▸ WHAT YOU HAVE TO DO: Scan the entries below and extract each line with the word "Total" in it.

Stored data
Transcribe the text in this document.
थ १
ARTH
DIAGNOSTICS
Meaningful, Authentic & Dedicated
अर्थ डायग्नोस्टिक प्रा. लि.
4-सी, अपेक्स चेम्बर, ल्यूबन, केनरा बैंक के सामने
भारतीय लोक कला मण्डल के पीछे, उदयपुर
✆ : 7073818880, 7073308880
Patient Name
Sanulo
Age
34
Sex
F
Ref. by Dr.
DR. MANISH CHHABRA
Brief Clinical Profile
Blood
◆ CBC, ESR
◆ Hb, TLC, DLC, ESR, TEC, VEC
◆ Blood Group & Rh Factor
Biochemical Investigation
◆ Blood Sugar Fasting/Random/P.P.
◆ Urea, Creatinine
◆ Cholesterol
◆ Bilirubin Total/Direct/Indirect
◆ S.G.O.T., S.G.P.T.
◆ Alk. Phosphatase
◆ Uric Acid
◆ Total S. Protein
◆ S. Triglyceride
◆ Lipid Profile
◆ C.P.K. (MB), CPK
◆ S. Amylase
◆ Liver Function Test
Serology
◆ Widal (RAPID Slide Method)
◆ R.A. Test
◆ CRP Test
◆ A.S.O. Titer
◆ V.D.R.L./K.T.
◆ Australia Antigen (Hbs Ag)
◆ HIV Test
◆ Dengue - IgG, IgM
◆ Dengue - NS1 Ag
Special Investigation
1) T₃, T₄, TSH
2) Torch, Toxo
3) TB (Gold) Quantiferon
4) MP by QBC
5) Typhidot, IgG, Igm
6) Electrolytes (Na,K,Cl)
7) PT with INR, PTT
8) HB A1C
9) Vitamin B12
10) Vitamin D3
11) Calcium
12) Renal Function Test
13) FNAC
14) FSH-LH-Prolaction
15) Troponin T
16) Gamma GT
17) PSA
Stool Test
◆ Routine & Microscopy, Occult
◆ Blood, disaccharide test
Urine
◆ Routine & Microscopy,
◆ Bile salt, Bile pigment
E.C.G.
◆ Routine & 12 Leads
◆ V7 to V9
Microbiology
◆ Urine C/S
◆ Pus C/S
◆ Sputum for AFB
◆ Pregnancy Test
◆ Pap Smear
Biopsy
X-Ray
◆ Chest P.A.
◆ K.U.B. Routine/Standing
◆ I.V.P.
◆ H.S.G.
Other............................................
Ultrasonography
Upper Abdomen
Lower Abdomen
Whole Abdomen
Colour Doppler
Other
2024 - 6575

▸ COMPLETED EXERCISE:
◆ Bilirubin Total/Direct/Indirect
◆ Total S. Protein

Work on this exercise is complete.